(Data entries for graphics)
(begin)
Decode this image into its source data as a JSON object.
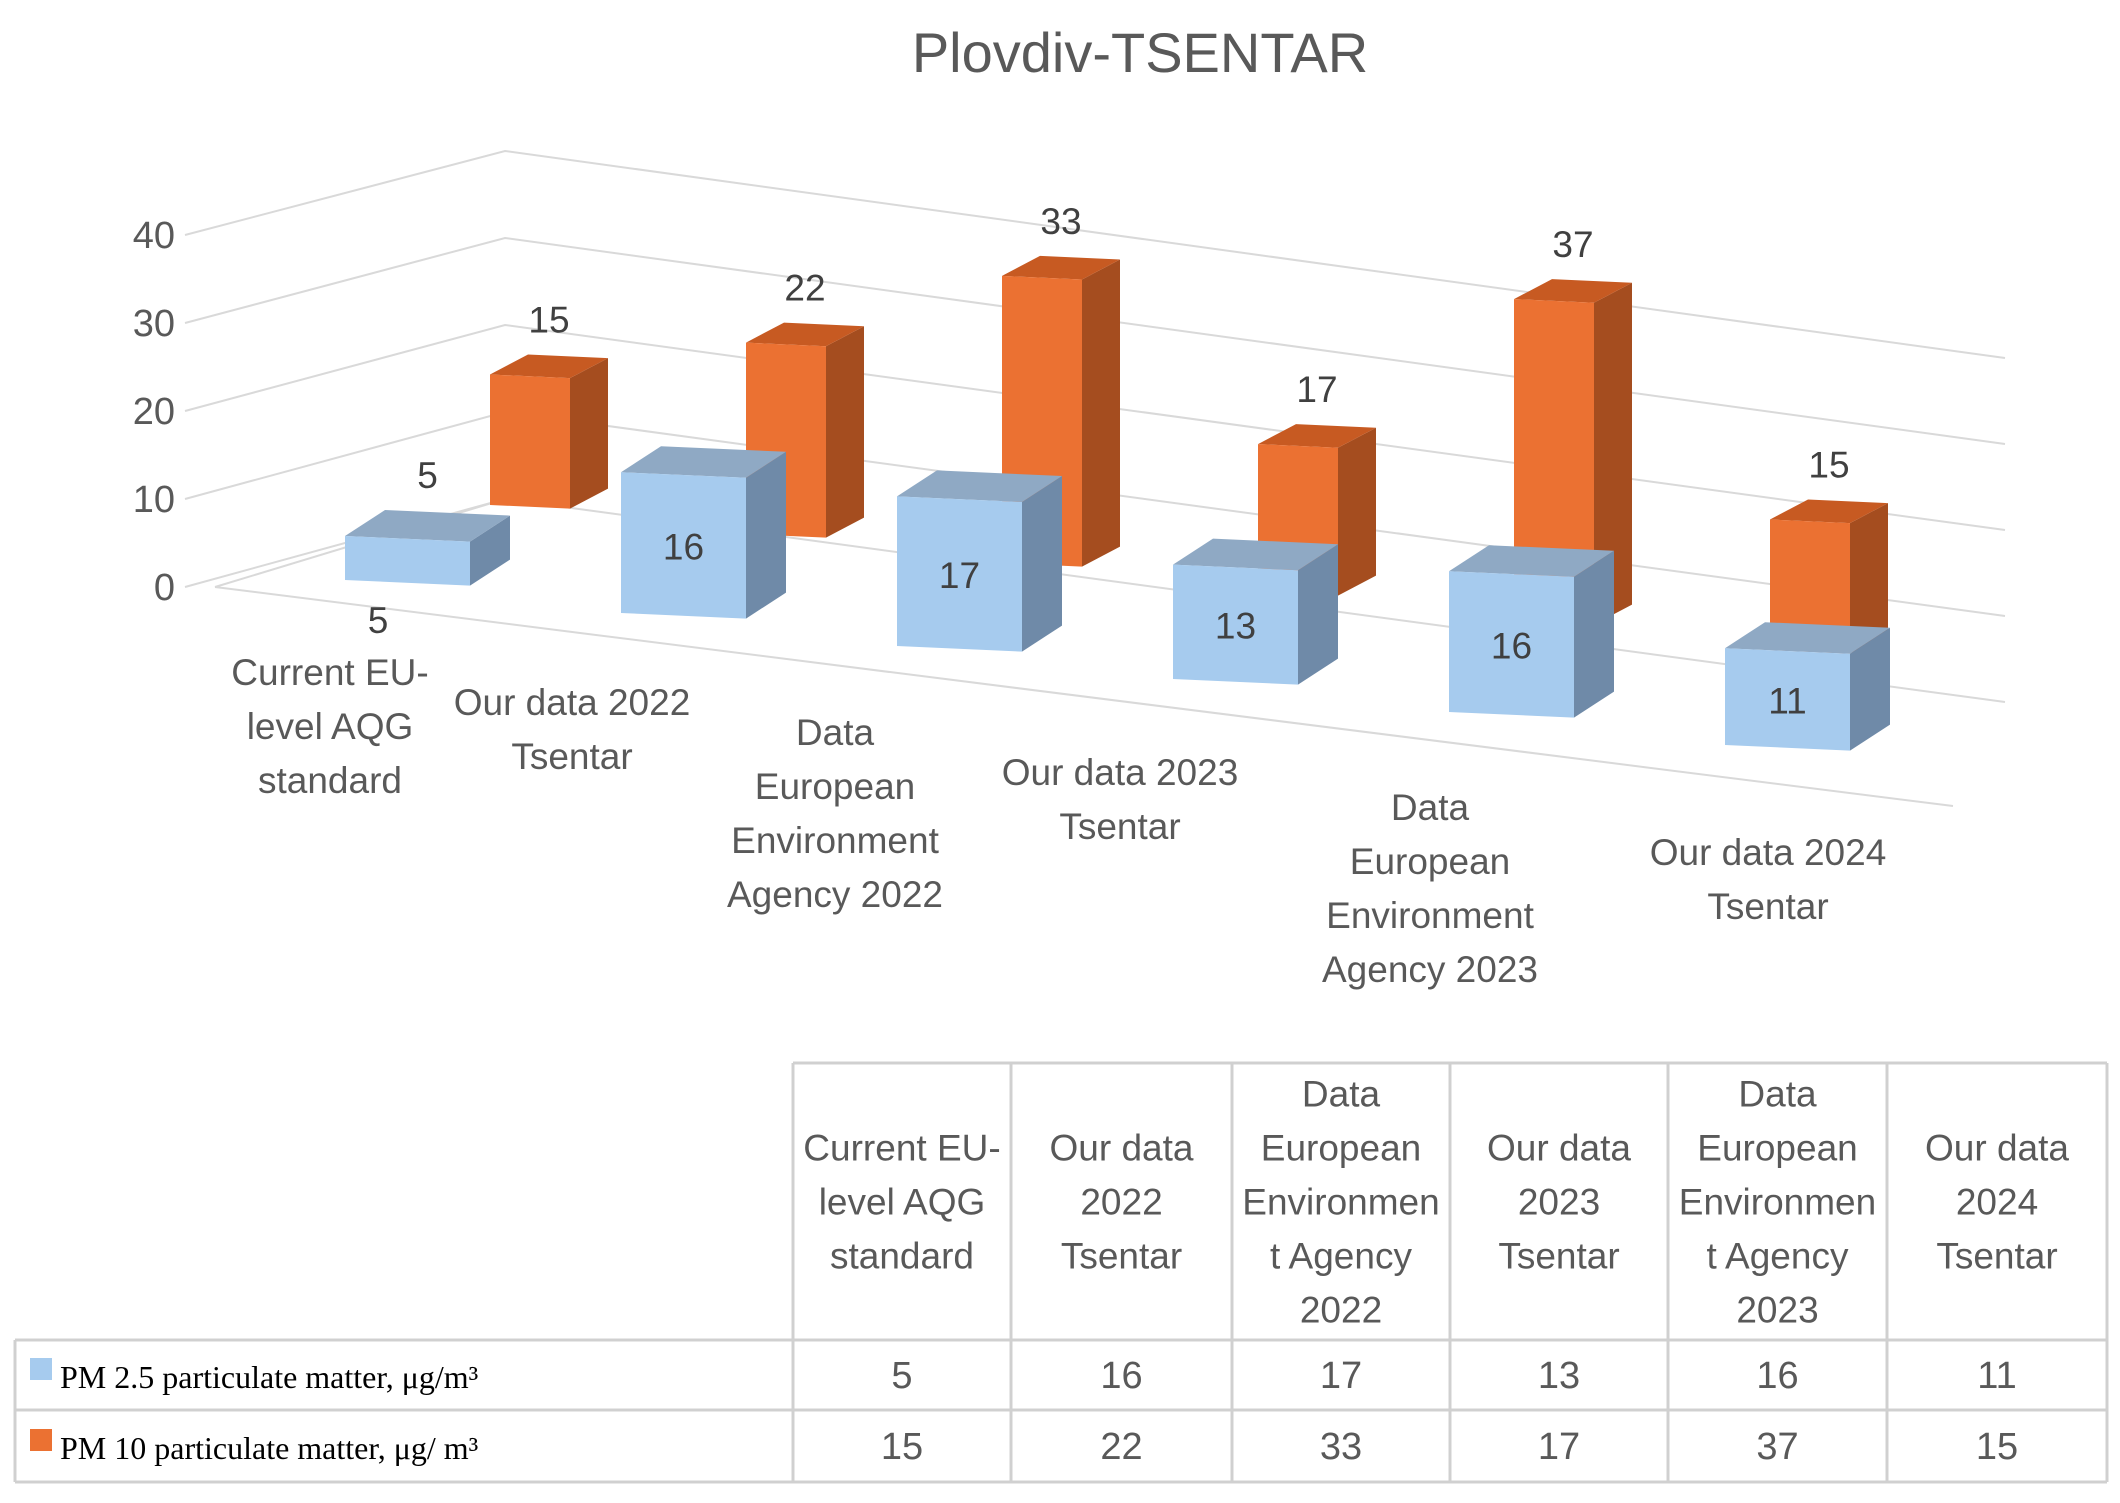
{
  "chart_data": {
    "type": "bar",
    "title": "Plovdiv-TSENTAR",
    "yticks": [
      "0",
      "10",
      "20",
      "30",
      "40"
    ],
    "ylim": [
      0,
      40
    ],
    "categories": [
      [
        "Current EU-",
        "level AQG",
        "standard"
      ],
      [
        "Our data 2022",
        "Tsentar"
      ],
      [
        "Data",
        "European",
        "Environment",
        "Agency 2022"
      ],
      [
        "Our data 2023",
        "Tsentar"
      ],
      [
        "Data",
        "European",
        "Environment",
        "Agency 2023"
      ],
      [
        "Our data 2024",
        "Tsentar"
      ]
    ],
    "series": [
      {
        "name": "PM 2.5 particulate matter, μg/m³",
        "values": [
          5,
          16,
          17,
          13,
          16,
          11
        ]
      },
      {
        "name": "PM 10 particulate matter, μg/ m³",
        "values": [
          15,
          22,
          33,
          17,
          37,
          15
        ]
      }
    ],
    "colors": {
      "pm25_front": "#a6cbee",
      "pm25_side": "#6f8aa8",
      "pm25_top": "#8fa9c4",
      "pm10_front": "#eb7132",
      "pm10_side": "#a54d1f",
      "pm10_top": "#c75a22",
      "grid": "#d9d9d9",
      "table_border": "#d0d0d0"
    },
    "table": {
      "headers": [
        [
          "Current EU-",
          "level AQG",
          "standard"
        ],
        [
          "Our data",
          "2022",
          "Tsentar"
        ],
        [
          "Data",
          "European",
          "Environmen",
          "t Agency",
          "2022"
        ],
        [
          "Our data",
          "2023",
          "Tsentar"
        ],
        [
          "Data",
          "European",
          "Environmen",
          "t Agency",
          "2023"
        ],
        [
          "Our data",
          "2024",
          "Tsentar"
        ]
      ],
      "rows": [
        {
          "legend": "PM 2.5 particulate matter, μg/m³",
          "values": [
            "5",
            "16",
            "17",
            "13",
            "16",
            "11"
          ]
        },
        {
          "legend": "PM 10 particulate matter, μg/ m³",
          "values": [
            "15",
            "22",
            "33",
            "17",
            "37",
            "15"
          ]
        }
      ]
    }
  }
}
(end)
**PROBLEM TO WORK ON:** Repeat the material above word for word, please, apart from its images.

**REPLY:**
Decode this image into its source data as a JSON object.
{
  "chart_data": {
    "type": "bar",
    "title": "Plovdiv-TSENTAR",
    "yticks": [
      "0",
      "10",
      "20",
      "30",
      "40"
    ],
    "ylim": [
      0,
      40
    ],
    "categories": [
      [
        "Current EU-",
        "level AQG",
        "standard"
      ],
      [
        "Our data 2022",
        "Tsentar"
      ],
      [
        "Data",
        "European",
        "Environment",
        "Agency 2022"
      ],
      [
        "Our data 2023",
        "Tsentar"
      ],
      [
        "Data",
        "European",
        "Environment",
        "Agency 2023"
      ],
      [
        "Our data 2024",
        "Tsentar"
      ]
    ],
    "series": [
      {
        "name": "PM 2.5 particulate matter, μg/m³",
        "values": [
          5,
          16,
          17,
          13,
          16,
          11
        ]
      },
      {
        "name": "PM 10 particulate matter, μg/ m³",
        "values": [
          15,
          22,
          33,
          17,
          37,
          15
        ]
      }
    ],
    "colors": {
      "pm25_front": "#a6cbee",
      "pm25_side": "#6f8aa8",
      "pm25_top": "#8fa9c4",
      "pm10_front": "#eb7132",
      "pm10_side": "#a54d1f",
      "pm10_top": "#c75a22",
      "grid": "#d9d9d9",
      "table_border": "#d0d0d0"
    },
    "table": {
      "headers": [
        [
          "Current EU-",
          "level AQG",
          "standard"
        ],
        [
          "Our data",
          "2022",
          "Tsentar"
        ],
        [
          "Data",
          "European",
          "Environmen",
          "t Agency",
          "2022"
        ],
        [
          "Our data",
          "2023",
          "Tsentar"
        ],
        [
          "Data",
          "European",
          "Environmen",
          "t Agency",
          "2023"
        ],
        [
          "Our data",
          "2024",
          "Tsentar"
        ]
      ],
      "rows": [
        {
          "legend": "PM 2.5 particulate matter, μg/m³",
          "values": [
            "5",
            "16",
            "17",
            "13",
            "16",
            "11"
          ]
        },
        {
          "legend": "PM 10 particulate matter, μg/ m³",
          "values": [
            "15",
            "22",
            "33",
            "17",
            "37",
            "15"
          ]
        }
      ]
    }
  }
}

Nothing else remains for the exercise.